§ **Entries from a visual dataset**:
- - - - - - -

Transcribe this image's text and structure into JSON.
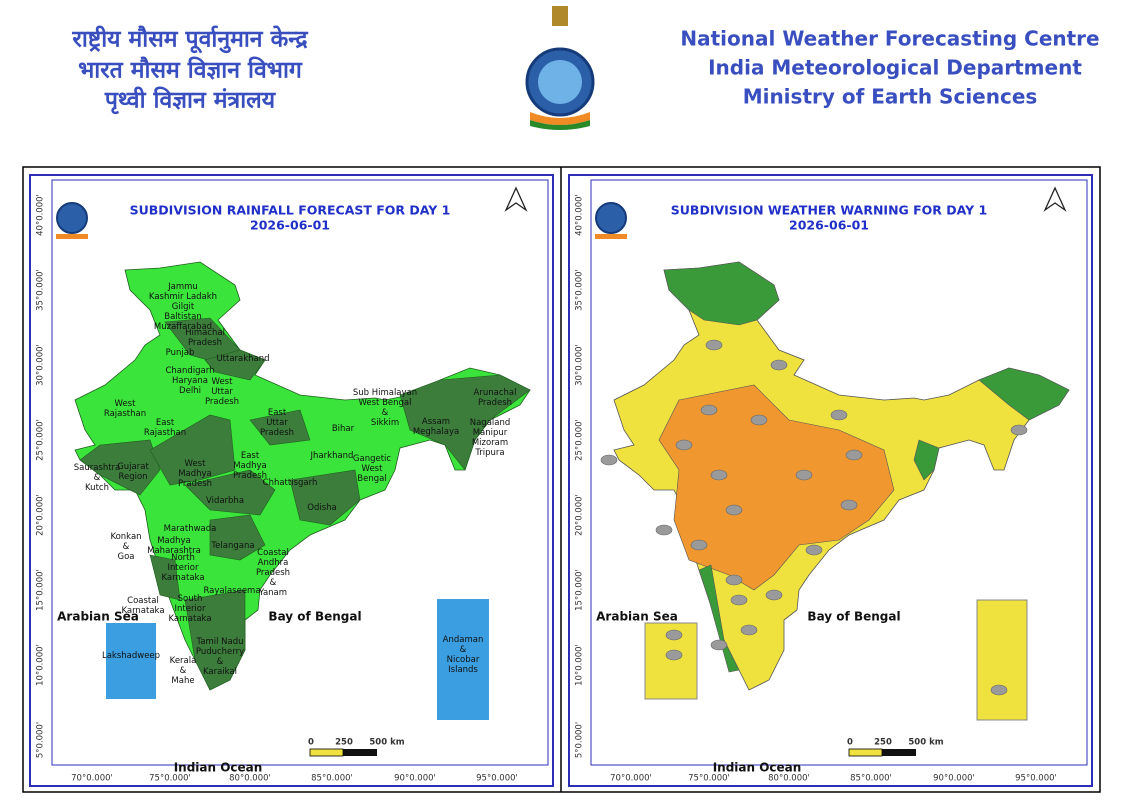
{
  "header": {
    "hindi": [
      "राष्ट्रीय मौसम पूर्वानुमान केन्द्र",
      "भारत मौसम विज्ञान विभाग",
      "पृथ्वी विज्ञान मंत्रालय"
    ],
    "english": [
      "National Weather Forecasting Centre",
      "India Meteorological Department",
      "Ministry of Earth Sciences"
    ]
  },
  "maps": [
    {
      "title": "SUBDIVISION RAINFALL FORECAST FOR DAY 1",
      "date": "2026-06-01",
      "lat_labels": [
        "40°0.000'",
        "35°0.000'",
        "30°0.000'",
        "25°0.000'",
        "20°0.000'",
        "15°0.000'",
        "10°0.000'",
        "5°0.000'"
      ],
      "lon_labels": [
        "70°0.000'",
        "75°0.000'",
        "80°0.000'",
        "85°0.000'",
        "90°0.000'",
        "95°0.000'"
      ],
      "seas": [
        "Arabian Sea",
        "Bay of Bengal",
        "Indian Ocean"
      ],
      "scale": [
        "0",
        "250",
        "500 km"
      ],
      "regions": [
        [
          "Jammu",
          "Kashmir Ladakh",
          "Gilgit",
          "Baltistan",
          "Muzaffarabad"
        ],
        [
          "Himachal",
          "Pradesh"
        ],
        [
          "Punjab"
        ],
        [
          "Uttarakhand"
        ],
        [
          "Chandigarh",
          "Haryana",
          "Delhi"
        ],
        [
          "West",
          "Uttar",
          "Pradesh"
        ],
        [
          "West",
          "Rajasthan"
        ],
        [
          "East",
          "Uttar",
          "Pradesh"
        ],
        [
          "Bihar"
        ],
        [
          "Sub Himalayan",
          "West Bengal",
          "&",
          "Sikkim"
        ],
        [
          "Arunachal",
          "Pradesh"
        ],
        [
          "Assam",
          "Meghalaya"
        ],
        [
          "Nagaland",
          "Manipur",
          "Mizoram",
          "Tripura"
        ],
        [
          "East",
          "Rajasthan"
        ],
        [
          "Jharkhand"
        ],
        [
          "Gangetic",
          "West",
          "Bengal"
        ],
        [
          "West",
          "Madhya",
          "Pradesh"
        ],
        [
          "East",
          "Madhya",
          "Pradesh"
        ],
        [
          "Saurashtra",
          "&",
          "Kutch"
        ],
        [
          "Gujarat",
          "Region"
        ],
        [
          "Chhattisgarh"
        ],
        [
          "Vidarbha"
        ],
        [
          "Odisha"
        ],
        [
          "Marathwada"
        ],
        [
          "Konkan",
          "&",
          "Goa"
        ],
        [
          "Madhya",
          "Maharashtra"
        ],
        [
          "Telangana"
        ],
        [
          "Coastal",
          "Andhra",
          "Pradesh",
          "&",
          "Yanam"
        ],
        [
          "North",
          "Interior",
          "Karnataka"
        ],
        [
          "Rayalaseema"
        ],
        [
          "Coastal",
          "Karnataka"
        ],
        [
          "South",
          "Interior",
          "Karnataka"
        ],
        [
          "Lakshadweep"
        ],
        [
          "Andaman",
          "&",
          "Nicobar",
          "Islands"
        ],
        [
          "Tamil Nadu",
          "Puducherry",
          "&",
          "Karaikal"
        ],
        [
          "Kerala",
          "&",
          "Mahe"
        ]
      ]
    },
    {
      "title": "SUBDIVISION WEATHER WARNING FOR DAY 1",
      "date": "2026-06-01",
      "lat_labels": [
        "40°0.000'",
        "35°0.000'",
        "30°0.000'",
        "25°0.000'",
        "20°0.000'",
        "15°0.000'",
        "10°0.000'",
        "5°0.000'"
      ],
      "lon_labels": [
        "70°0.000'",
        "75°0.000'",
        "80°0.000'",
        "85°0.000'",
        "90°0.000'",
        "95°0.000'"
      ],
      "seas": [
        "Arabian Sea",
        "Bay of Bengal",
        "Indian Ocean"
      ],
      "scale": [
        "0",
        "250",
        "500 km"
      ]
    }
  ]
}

- - - - - - -

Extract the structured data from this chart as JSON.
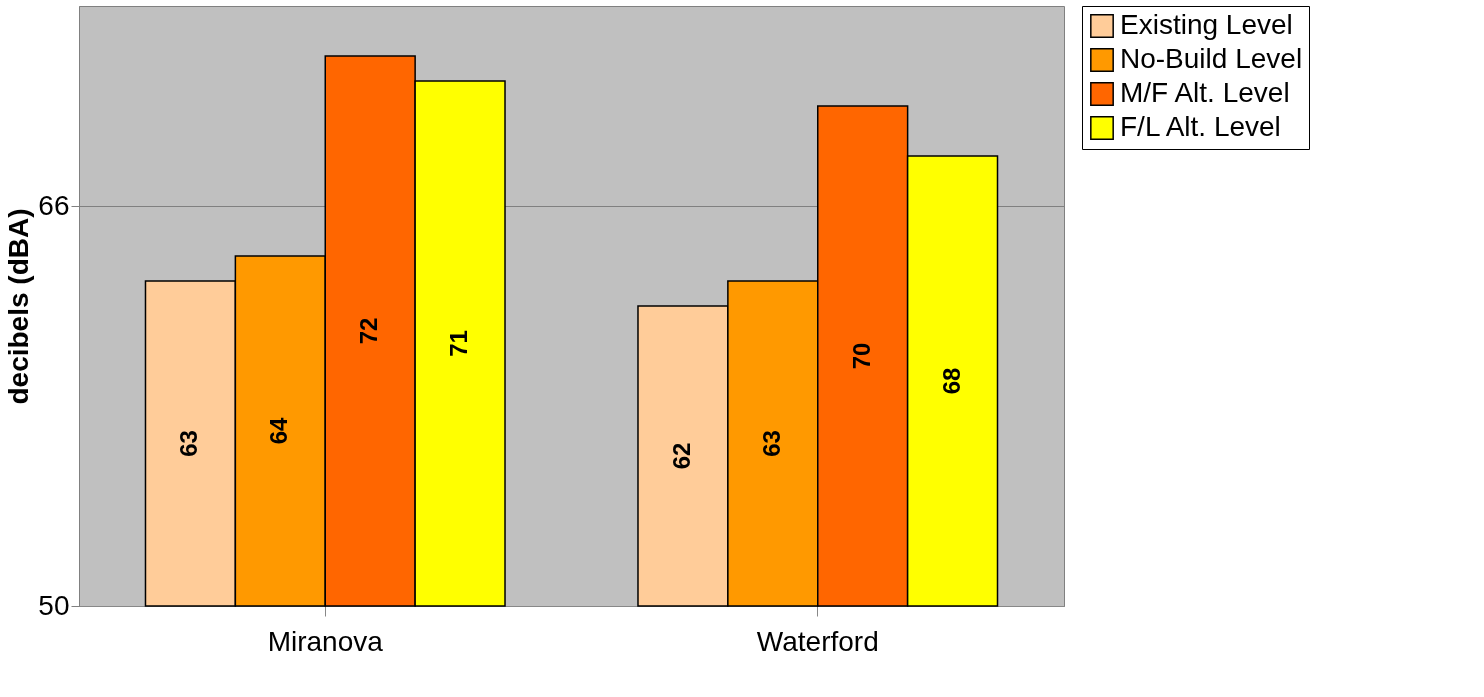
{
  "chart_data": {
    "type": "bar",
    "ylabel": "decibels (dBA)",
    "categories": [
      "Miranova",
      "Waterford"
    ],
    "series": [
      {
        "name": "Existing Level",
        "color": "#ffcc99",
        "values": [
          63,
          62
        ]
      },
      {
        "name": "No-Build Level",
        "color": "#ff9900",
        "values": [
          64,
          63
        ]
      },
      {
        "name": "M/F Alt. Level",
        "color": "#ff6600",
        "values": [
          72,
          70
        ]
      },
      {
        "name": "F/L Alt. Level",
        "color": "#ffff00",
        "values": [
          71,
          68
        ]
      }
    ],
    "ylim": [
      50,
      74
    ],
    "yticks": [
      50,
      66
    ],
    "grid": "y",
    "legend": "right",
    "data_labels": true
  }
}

- - - - - - -

§ **Description of the task**: Find how many of the lines above have the word "Bengal" in them. State only that number.

§ **Completed task**: 4